Objective ::
Repeat the material below exactly, with no pictures.

Material for the task ::
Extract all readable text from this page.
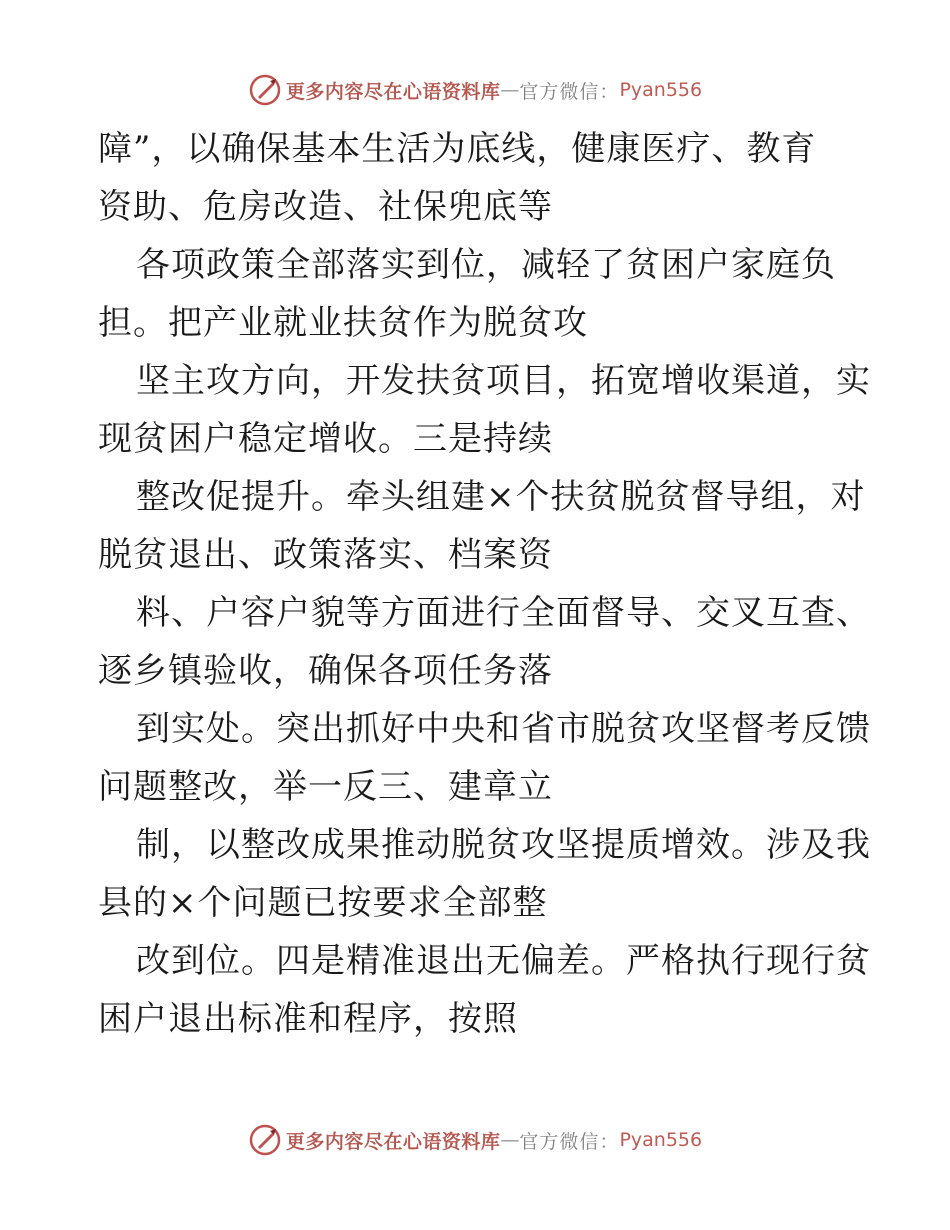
更多内容尽在心语资料库 — 官方微信： Pyan556
障”，以确保基本生活为底线，健康医疗、教育
资助、危房改造、社保兜底等
各项政策全部落实到位，减轻了贫困户家庭负
担。把产业就业扶贫作为脱贫攻
坚主攻方向，开发扶贫项目，拓宽增收渠道，实
现贫困户稳定增收。三是持续
整改促提升。牵头组建×个扶贫脱贫督导组，对
脱贫退出、政策落实、档案资
料、户容户貌等方面进行全面督导、交叉互查、
逐乡镇验收，确保各项任务落
到实处。突出抓好中央和省市脱贫攻坚督考反馈
问题整改，举一反三、建章立
制，以整改成果推动脱贫攻坚提质增效。涉及我
县的×个问题已按要求全部整
改到位。四是精准退出无偏差。严格执行现行贫
困户退出标准和程序，按照
更多内容尽在心语资料库 — 官方微信： Pyan556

Answer in full ::
Extract all readable text from this page.
更多内容尽在心语资料库 — 官方微信： Pyan556
障”，以确保基本生活为底线，健康医疗、教育
资助、危房改造、社保兜底等
各项政策全部落实到位，减轻了贫困户家庭负
担。把产业就业扶贫作为脱贫攻
坚主攻方向，开发扶贫项目，拓宽增收渠道，实
现贫困户稳定增收。三是持续
整改促提升。牵头组建×个扶贫脱贫督导组，对
脱贫退出、政策落实、档案资
料、户容户貌等方面进行全面督导、交叉互查、
逐乡镇验收，确保各项任务落
到实处。突出抓好中央和省市脱贫攻坚督考反馈
问题整改，举一反三、建章立
制，以整改成果推动脱贫攻坚提质增效。涉及我
县的×个问题已按要求全部整
改到位。四是精准退出无偏差。严格执行现行贫
困户退出标准和程序，按照
更多内容尽在心语资料库 — 官方微信： Pyan556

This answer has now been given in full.